-- begin Data in this exercise --

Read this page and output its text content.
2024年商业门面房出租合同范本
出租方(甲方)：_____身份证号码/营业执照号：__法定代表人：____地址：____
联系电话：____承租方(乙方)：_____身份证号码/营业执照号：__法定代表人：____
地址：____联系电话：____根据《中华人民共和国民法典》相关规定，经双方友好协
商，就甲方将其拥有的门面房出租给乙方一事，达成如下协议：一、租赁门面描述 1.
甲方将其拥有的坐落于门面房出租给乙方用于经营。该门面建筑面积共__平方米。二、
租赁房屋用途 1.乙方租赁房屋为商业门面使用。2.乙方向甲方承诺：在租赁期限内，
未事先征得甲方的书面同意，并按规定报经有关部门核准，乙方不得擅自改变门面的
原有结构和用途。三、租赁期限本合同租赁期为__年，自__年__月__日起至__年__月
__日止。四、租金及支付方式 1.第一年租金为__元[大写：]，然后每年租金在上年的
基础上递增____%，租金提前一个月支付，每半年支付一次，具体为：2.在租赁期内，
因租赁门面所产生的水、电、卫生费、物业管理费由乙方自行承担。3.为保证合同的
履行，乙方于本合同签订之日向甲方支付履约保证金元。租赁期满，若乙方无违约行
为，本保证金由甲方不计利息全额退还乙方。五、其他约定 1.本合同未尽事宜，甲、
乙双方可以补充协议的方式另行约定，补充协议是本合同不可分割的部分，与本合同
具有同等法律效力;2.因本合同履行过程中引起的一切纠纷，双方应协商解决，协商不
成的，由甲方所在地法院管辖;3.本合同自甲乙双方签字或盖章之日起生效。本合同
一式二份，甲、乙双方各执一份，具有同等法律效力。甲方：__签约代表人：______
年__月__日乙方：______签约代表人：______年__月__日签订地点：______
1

-- end Data in this exercise --

*Given exercise*.
Once more, set down the full listing, verbatim.

*Exercise answer*.
Read this page and output its text content.
2024年商业门面房出租合同范本
出租方(甲方)：_____身份证号码/营业执照号：__法定代表人：____地址：____
联系电话：____承租方(乙方)：_____身份证号码/营业执照号：__法定代表人：____
地址：____联系电话：____根据《中华人民共和国民法典》相关规定，经双方友好协
商，就甲方将其拥有的门面房出租给乙方一事，达成如下协议：一、租赁门面描述 1.
甲方将其拥有的坐落于门面房出租给乙方用于经营。该门面建筑面积共__平方米。二、
租赁房屋用途 1.乙方租赁房屋为商业门面使用。2.乙方向甲方承诺：在租赁期限内，
未事先征得甲方的书面同意，并按规定报经有关部门核准，乙方不得擅自改变门面的
原有结构和用途。三、租赁期限本合同租赁期为__年，自__年__月__日起至__年__月
__日止。四、租金及支付方式 1.第一年租金为__元[大写：]，然后每年租金在上年的
基础上递增____%，租金提前一个月支付，每半年支付一次，具体为：2.在租赁期内，
因租赁门面所产生的水、电、卫生费、物业管理费由乙方自行承担。3.为保证合同的
履行，乙方于本合同签订之日向甲方支付履约保证金元。租赁期满，若乙方无违约行
为，本保证金由甲方不计利息全额退还乙方。五、其他约定 1.本合同未尽事宜，甲、
乙双方可以补充协议的方式另行约定，补充协议是本合同不可分割的部分，与本合同
具有同等法律效力;2.因本合同履行过程中引起的一切纠纷，双方应协商解决，协商不
成的，由甲方所在地法院管辖;3.本合同自甲乙双方签字或盖章之日起生效。本合同
一式二份，甲、乙双方各执一份，具有同等法律效力。甲方：__签约代表人：______
年__月__日乙方：______签约代表人：______年__月__日签订地点：______
1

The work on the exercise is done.